_Dataset_
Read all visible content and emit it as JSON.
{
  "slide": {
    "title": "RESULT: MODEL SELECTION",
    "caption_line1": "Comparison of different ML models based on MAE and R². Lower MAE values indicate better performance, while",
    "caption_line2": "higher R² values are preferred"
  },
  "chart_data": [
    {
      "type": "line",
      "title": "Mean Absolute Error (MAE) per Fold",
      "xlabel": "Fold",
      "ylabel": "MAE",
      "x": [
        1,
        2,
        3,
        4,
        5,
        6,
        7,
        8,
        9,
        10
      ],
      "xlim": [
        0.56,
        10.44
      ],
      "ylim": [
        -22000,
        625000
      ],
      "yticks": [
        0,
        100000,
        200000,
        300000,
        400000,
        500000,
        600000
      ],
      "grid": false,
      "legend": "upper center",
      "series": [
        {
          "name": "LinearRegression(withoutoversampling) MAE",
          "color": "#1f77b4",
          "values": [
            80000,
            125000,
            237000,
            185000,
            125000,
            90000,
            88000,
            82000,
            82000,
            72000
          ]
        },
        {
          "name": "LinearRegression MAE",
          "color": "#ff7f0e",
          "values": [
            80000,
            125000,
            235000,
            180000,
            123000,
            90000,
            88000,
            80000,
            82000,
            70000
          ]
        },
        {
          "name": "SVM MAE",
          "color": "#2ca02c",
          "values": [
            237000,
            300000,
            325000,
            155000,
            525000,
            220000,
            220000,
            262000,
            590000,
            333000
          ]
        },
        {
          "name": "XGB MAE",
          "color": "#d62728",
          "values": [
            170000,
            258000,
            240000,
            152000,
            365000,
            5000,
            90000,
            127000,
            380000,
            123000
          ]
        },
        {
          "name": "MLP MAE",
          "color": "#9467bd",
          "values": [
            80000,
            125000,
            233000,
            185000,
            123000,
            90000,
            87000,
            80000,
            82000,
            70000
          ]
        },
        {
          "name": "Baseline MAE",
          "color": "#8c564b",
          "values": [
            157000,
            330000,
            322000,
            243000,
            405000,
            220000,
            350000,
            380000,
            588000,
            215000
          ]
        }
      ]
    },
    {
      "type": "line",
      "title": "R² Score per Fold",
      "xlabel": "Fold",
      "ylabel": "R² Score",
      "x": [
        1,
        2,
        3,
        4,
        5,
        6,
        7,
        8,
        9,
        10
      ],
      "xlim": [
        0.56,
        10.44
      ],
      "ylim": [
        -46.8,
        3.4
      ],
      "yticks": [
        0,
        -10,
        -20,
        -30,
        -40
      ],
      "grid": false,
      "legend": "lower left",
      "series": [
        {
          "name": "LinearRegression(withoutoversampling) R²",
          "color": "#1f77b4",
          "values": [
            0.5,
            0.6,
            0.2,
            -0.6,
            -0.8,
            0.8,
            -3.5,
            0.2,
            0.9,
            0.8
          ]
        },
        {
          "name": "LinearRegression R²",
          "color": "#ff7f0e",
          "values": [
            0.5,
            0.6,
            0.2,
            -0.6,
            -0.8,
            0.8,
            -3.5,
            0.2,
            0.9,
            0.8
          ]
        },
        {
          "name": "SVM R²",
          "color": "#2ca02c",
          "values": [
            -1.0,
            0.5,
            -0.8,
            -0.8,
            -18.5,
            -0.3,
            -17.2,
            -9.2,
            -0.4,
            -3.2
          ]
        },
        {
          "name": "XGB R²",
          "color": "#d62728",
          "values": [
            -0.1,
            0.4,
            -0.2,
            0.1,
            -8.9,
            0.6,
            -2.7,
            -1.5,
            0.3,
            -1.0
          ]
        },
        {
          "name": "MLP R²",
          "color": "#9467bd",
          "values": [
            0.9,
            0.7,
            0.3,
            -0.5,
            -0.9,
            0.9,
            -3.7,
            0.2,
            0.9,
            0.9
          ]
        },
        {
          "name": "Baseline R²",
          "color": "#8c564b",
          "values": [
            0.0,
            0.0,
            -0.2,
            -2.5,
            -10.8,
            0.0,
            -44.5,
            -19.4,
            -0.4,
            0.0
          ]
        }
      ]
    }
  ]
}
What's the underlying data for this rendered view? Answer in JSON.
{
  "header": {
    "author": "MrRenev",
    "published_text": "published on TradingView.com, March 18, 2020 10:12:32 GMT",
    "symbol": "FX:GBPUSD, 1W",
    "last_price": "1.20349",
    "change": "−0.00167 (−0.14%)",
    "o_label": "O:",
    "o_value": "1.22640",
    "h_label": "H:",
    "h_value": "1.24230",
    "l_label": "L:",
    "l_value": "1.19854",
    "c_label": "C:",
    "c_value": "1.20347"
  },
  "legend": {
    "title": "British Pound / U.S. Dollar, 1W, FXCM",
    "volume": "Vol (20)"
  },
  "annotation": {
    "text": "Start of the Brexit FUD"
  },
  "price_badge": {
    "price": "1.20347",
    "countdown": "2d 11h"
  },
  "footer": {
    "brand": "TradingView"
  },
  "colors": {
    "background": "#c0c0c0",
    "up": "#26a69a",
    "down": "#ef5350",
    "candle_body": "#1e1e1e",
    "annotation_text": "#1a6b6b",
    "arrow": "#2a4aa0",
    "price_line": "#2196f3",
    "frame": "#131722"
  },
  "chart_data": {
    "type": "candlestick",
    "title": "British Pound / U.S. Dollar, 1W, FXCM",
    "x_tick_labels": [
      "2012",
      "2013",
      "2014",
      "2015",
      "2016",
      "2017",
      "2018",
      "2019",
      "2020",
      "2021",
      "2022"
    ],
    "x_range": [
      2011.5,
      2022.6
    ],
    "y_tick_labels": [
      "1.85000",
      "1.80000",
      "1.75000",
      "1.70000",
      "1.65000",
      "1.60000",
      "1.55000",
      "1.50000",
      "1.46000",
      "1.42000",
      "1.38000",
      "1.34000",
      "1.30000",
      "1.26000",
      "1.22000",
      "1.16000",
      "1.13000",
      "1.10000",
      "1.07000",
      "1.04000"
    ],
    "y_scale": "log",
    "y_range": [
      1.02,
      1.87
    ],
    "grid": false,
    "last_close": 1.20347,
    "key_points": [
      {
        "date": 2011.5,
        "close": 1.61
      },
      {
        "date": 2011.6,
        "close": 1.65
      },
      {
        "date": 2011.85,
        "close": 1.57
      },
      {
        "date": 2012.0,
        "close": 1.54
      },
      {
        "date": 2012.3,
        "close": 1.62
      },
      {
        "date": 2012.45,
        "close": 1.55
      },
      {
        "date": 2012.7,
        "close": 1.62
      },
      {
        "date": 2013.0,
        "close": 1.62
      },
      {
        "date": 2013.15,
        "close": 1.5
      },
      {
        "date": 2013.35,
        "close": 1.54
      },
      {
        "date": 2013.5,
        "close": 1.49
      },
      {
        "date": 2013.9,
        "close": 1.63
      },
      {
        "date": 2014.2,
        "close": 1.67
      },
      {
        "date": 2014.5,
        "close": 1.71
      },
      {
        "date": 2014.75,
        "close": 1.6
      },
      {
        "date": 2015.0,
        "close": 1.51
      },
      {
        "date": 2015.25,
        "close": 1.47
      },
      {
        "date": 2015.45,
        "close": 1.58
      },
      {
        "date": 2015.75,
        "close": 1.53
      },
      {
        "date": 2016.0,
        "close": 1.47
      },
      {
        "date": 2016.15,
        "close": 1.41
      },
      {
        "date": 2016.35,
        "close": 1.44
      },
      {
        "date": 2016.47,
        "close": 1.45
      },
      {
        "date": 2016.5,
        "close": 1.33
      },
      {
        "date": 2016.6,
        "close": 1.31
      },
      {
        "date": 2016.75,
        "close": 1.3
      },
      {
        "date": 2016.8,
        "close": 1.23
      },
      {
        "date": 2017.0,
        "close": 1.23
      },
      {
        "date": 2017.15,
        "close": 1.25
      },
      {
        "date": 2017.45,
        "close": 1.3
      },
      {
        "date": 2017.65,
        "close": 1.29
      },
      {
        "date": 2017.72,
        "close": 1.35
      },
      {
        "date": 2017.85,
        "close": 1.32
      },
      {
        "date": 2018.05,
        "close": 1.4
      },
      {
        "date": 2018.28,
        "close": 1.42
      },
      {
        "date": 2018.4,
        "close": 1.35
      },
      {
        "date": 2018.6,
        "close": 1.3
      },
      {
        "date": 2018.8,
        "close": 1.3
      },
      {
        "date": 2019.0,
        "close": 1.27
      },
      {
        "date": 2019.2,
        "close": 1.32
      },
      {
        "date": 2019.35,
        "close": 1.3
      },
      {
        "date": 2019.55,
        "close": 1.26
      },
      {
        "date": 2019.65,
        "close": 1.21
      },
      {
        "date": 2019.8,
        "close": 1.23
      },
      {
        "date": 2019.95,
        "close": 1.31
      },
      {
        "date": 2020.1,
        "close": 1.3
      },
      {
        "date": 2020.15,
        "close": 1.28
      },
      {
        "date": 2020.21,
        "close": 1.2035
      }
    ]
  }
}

_Task brief_
Pull out every line containing "name".

_Full solution_
          "name": "LinearRegression(withoutoversampling) MAE",
          "name": "LinearRegression MAE",
          "name": "SVM MAE",
          "name": "XGB MAE",
          "name": "MLP MAE",
          "name": "Baseline MAE",
          "name": "LinearRegression(withoutoversampling) R²",
          "name": "LinearRegression R²",
          "name": "SVM R²",
          "name": "XGB R²",
          "name": "MLP R²",
          "name": "Baseline R²",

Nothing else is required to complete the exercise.